▶ _The input_
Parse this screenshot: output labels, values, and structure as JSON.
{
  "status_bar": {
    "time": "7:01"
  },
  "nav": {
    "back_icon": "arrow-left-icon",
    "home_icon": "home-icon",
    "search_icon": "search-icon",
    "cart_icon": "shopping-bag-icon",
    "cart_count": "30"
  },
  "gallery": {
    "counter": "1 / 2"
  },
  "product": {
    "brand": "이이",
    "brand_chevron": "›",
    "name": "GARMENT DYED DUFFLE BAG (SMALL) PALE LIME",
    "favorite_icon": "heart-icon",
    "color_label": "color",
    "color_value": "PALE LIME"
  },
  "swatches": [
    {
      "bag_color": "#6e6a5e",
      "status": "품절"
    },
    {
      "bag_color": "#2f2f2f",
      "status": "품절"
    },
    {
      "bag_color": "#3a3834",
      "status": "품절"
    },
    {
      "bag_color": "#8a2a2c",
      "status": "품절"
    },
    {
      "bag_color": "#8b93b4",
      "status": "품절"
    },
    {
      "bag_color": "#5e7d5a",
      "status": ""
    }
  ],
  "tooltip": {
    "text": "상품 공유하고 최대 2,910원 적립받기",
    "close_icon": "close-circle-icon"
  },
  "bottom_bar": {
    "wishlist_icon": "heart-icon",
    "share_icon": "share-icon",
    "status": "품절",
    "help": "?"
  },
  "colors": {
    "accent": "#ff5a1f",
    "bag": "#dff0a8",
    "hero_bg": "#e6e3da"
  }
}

--

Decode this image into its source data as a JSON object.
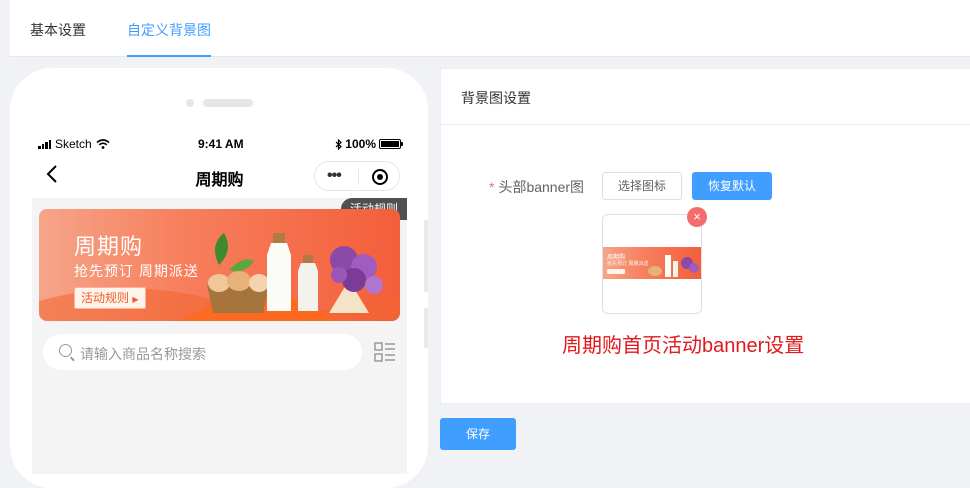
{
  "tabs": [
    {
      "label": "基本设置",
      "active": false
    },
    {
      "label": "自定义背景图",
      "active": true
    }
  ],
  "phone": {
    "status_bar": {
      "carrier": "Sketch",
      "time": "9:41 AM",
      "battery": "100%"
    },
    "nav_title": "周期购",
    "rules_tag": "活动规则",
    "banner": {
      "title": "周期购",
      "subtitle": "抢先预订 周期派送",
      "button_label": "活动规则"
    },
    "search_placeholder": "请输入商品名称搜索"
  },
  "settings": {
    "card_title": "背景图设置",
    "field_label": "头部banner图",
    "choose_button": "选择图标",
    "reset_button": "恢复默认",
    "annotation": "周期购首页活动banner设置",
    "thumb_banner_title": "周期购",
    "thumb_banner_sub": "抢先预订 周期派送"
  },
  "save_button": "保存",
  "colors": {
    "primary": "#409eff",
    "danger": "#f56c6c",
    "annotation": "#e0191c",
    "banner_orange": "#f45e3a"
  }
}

▶ _Written task_
Scan the listing above and identify each line holding the string "this"; copy every such line.

▶ _Exercise solution_
Parse this screenshot: output labels, values, and structure as JSON.
Decode this image into its source data as a JSON object.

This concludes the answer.